Instructions to follow
Write out the whole listing again, exactly.

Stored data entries
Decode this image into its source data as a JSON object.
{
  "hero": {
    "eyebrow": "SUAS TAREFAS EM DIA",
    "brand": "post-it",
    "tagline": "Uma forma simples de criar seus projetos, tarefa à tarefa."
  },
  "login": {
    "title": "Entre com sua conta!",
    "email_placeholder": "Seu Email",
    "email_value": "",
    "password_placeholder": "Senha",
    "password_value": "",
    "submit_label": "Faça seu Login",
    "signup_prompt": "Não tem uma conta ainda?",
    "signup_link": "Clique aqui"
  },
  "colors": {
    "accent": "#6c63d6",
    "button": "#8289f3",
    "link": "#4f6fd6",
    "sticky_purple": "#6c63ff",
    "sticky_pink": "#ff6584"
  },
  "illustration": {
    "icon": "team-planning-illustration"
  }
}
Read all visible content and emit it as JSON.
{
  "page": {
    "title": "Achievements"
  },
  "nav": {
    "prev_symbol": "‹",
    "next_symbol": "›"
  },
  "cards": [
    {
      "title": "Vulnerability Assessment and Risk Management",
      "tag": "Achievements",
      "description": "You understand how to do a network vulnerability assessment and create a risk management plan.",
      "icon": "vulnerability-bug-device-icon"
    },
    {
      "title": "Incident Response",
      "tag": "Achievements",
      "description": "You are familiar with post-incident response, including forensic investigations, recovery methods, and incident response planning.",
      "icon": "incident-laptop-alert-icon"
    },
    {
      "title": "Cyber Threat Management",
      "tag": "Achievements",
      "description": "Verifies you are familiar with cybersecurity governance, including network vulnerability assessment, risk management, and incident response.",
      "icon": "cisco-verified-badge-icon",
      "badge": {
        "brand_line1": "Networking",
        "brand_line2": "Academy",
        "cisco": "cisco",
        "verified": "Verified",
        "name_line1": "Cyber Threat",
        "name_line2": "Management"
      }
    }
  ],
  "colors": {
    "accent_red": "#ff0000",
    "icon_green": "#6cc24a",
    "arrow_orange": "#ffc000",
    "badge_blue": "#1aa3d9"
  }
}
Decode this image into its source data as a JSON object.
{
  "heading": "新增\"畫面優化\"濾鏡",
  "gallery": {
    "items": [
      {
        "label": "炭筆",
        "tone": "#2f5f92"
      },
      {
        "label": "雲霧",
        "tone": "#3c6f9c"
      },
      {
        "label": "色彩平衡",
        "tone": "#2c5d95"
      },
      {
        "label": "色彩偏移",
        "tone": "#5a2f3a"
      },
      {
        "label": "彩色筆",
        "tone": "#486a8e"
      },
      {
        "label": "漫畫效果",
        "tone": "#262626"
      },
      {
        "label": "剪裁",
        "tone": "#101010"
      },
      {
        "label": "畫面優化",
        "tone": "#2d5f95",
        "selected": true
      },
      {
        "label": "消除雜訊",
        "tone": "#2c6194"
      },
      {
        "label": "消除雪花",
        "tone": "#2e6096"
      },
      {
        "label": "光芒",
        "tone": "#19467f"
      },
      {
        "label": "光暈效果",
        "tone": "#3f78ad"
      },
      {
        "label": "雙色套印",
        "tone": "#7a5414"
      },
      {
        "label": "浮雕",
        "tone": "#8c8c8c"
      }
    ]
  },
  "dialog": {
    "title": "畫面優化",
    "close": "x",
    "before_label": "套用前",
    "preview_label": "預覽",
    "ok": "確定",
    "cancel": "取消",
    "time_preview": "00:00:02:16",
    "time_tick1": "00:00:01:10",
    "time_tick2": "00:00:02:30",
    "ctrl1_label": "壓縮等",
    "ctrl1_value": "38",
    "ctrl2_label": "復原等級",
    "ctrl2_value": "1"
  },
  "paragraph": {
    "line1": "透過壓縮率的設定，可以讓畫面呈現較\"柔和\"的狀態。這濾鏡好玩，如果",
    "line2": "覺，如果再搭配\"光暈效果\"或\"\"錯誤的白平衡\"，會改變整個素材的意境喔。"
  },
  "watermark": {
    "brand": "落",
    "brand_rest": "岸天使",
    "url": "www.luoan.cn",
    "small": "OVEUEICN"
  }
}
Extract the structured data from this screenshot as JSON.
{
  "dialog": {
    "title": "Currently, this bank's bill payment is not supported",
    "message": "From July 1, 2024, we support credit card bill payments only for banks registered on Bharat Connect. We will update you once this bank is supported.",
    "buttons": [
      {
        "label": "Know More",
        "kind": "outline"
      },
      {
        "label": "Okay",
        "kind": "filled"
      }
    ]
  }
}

Task answer
Decode this image into its source data as a JSON object.
{
  "hero": {
    "eyebrow": "SUAS TAREFAS EM DIA",
    "brand": "post-it",
    "tagline": "Uma forma simples de criar seus projetos, tarefa à tarefa."
  },
  "login": {
    "title": "Entre com sua conta!",
    "email_placeholder": "Seu Email",
    "email_value": "",
    "password_placeholder": "Senha",
    "password_value": "",
    "submit_label": "Faça seu Login",
    "signup_prompt": "Não tem uma conta ainda?",
    "signup_link": "Clique aqui"
  },
  "colors": {
    "accent": "#6c63d6",
    "button": "#8289f3",
    "link": "#4f6fd6",
    "sticky_purple": "#6c63ff",
    "sticky_pink": "#ff6584"
  },
  "illustration": {
    "icon": "team-planning-illustration"
  }
}
Read all visible content and emit it as JSON.
{
  "page": {
    "title": "Achievements"
  },
  "nav": {
    "prev_symbol": "‹",
    "next_symbol": "›"
  },
  "cards": [
    {
      "title": "Vulnerability Assessment and Risk Management",
      "tag": "Achievements",
      "description": "You understand how to do a network vulnerability assessment and create a risk management plan.",
      "icon": "vulnerability-bug-device-icon"
    },
    {
      "title": "Incident Response",
      "tag": "Achievements",
      "description": "You are familiar with post-incident response, including forensic investigations, recovery methods, and incident response planning.",
      "icon": "incident-laptop-alert-icon"
    },
    {
      "title": "Cyber Threat Management",
      "tag": "Achievements",
      "description": "Verifies you are familiar with cybersecurity governance, including network vulnerability assessment, risk management, and incident response.",
      "icon": "cisco-verified-badge-icon",
      "badge": {
        "brand_line1": "Networking",
        "brand_line2": "Academy",
        "cisco": "cisco",
        "verified": "Verified",
        "name_line1": "Cyber Threat",
        "name_line2": "Management"
      }
    }
  ],
  "colors": {
    "accent_red": "#ff0000",
    "icon_green": "#6cc24a",
    "arrow_orange": "#ffc000",
    "badge_blue": "#1aa3d9"
  }
}
Decode this image into its source data as a JSON object.
{
  "heading": "新增\"畫面優化\"濾鏡",
  "gallery": {
    "items": [
      {
        "label": "炭筆",
        "tone": "#2f5f92"
      },
      {
        "label": "雲霧",
        "tone": "#3c6f9c"
      },
      {
        "label": "色彩平衡",
        "tone": "#2c5d95"
      },
      {
        "label": "色彩偏移",
        "tone": "#5a2f3a"
      },
      {
        "label": "彩色筆",
        "tone": "#486a8e"
      },
      {
        "label": "漫畫效果",
        "tone": "#262626"
      },
      {
        "label": "剪裁",
        "tone": "#101010"
      },
      {
        "label": "畫面優化",
        "tone": "#2d5f95",
        "selected": true
      },
      {
        "label": "消除雜訊",
        "tone": "#2c6194"
      },
      {
        "label": "消除雪花",
        "tone": "#2e6096"
      },
      {
        "label": "光芒",
        "tone": "#19467f"
      },
      {
        "label": "光暈效果",
        "tone": "#3f78ad"
      },
      {
        "label": "雙色套印",
        "tone": "#7a5414"
      },
      {
        "label": "浮雕",
        "tone": "#8c8c8c"
      }
    ]
  },
  "dialog": {
    "title": "畫面優化",
    "close": "x",
    "before_label": "套用前",
    "preview_label": "預覽",
    "ok": "確定",
    "cancel": "取消",
    "time_preview": "00:00:02:16",
    "time_tick1": "00:00:01:10",
    "time_tick2": "00:00:02:30",
    "ctrl1_label": "壓縮等",
    "ctrl1_value": "38",
    "ctrl2_label": "復原等級",
    "ctrl2_value": "1"
  },
  "paragraph": {
    "line1": "透過壓縮率的設定，可以讓畫面呈現較\"柔和\"的狀態。這濾鏡好玩，如果",
    "line2": "覺，如果再搭配\"光暈效果\"或\"\"錯誤的白平衡\"，會改變整個素材的意境喔。"
  },
  "watermark": {
    "brand": "落",
    "brand_rest": "岸天使",
    "url": "www.luoan.cn",
    "small": "OVEUEICN"
  }
}
Extract the structured data from this screenshot as JSON.
{
  "dialog": {
    "title": "Currently, this bank's bill payment is not supported",
    "message": "From July 1, 2024, we support credit card bill payments only for banks registered on Bharat Connect. We will update you once this bank is supported.",
    "buttons": [
      {
        "label": "Know More",
        "kind": "outline"
      },
      {
        "label": "Okay",
        "kind": "filled"
      }
    ]
  }
}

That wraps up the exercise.